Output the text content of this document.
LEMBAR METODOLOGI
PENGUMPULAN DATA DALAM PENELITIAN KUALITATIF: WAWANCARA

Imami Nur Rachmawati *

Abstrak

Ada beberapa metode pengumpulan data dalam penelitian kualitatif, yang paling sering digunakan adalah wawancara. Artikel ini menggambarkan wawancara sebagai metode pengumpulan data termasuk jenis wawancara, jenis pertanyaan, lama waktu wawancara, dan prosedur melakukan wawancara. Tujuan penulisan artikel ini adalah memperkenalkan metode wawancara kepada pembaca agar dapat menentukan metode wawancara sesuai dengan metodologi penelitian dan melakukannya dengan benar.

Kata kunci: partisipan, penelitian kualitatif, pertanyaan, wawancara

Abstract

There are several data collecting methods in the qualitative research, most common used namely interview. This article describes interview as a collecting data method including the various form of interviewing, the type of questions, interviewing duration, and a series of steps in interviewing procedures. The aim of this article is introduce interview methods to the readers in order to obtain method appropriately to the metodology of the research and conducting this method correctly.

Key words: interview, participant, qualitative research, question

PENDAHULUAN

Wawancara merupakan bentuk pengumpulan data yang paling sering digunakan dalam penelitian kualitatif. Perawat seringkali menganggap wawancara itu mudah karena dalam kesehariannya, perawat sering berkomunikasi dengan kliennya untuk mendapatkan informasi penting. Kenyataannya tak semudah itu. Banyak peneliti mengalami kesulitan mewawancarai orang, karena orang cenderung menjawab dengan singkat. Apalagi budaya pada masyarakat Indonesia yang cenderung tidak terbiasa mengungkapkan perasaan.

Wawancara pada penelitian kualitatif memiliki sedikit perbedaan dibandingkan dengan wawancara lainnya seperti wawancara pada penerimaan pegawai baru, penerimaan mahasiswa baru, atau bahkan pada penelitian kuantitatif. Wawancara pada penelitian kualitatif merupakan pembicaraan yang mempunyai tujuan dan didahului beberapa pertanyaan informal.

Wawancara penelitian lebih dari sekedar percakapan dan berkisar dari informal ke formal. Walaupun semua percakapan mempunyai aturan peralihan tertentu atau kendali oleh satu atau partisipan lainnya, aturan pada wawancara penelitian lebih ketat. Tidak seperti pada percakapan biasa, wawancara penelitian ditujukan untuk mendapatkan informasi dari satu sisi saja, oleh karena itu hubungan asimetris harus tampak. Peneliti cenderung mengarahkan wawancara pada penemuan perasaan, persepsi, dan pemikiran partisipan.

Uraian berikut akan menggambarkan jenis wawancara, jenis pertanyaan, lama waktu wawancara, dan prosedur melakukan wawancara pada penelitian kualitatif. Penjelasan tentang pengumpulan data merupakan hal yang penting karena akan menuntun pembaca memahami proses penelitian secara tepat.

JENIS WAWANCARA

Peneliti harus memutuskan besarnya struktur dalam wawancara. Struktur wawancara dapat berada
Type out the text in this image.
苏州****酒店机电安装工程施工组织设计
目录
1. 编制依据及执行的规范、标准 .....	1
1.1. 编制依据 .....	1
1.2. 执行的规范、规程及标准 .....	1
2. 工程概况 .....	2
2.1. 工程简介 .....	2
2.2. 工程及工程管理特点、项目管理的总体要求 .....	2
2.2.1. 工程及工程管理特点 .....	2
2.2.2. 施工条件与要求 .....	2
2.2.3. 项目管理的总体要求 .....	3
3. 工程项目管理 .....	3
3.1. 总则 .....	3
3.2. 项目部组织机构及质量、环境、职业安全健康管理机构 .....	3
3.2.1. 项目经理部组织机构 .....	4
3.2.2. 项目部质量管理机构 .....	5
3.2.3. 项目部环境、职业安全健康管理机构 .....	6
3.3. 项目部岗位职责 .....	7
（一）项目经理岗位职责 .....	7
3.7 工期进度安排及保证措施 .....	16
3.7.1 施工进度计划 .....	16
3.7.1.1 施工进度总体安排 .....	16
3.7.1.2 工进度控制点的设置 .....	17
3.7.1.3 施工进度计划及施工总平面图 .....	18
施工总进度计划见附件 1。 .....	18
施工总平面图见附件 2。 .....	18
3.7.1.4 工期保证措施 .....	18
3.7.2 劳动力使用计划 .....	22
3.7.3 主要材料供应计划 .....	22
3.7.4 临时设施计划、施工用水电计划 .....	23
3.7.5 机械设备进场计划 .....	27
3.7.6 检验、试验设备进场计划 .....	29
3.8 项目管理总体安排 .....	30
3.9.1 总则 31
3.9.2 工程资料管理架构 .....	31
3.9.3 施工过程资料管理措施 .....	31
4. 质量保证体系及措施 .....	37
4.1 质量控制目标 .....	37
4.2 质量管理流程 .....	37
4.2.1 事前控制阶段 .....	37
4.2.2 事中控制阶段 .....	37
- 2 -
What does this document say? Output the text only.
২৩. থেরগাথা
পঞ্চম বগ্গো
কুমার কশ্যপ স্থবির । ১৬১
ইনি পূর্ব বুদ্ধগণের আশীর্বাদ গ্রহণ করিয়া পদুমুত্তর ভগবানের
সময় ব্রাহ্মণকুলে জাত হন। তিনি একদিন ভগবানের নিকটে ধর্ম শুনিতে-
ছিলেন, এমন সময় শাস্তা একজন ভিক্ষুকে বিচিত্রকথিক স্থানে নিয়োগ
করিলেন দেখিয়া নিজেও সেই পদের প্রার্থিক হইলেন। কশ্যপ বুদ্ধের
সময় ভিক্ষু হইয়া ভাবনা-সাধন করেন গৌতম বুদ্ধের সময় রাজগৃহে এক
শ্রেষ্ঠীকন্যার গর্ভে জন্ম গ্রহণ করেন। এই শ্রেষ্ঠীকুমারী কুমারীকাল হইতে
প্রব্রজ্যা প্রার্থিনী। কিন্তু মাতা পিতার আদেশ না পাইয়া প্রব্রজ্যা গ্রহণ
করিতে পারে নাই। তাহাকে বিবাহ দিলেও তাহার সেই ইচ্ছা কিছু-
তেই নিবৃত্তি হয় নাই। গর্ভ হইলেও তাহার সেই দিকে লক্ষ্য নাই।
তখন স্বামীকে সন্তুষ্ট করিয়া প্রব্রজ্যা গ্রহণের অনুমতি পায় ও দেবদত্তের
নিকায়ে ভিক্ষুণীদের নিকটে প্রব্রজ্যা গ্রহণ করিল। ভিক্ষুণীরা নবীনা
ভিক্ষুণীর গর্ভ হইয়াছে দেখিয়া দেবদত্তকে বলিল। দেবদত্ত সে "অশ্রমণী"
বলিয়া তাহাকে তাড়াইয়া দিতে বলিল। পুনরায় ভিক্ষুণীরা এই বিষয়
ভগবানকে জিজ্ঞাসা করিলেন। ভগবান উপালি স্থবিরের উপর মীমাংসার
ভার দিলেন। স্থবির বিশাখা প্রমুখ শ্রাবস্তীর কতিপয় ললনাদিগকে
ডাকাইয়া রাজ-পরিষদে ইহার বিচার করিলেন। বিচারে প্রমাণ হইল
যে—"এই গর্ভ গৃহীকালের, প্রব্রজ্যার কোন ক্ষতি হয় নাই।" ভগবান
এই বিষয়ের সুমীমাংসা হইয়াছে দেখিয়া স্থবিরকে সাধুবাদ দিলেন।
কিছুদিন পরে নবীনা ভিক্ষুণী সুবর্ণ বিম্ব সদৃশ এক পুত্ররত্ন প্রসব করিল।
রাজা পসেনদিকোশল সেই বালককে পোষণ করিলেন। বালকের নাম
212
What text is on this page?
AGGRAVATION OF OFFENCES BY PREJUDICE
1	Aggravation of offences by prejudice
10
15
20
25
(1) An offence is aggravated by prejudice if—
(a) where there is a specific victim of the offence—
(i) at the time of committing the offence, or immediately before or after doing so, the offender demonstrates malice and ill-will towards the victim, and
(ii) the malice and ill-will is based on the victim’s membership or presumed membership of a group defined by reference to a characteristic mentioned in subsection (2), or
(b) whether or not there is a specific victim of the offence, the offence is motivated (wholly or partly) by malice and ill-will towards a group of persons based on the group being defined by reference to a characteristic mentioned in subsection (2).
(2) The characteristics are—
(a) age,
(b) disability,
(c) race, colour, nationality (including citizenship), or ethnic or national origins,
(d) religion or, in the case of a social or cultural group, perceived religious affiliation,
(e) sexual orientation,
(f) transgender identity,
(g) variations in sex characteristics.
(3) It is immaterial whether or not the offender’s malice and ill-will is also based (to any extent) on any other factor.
* * *
§ **YOUR GOAL**
Among the records above, find each line holding the string "document" and pull it out.

§ **RESPONSE**
Output the text content of this document.
What does this document say? Output the text only.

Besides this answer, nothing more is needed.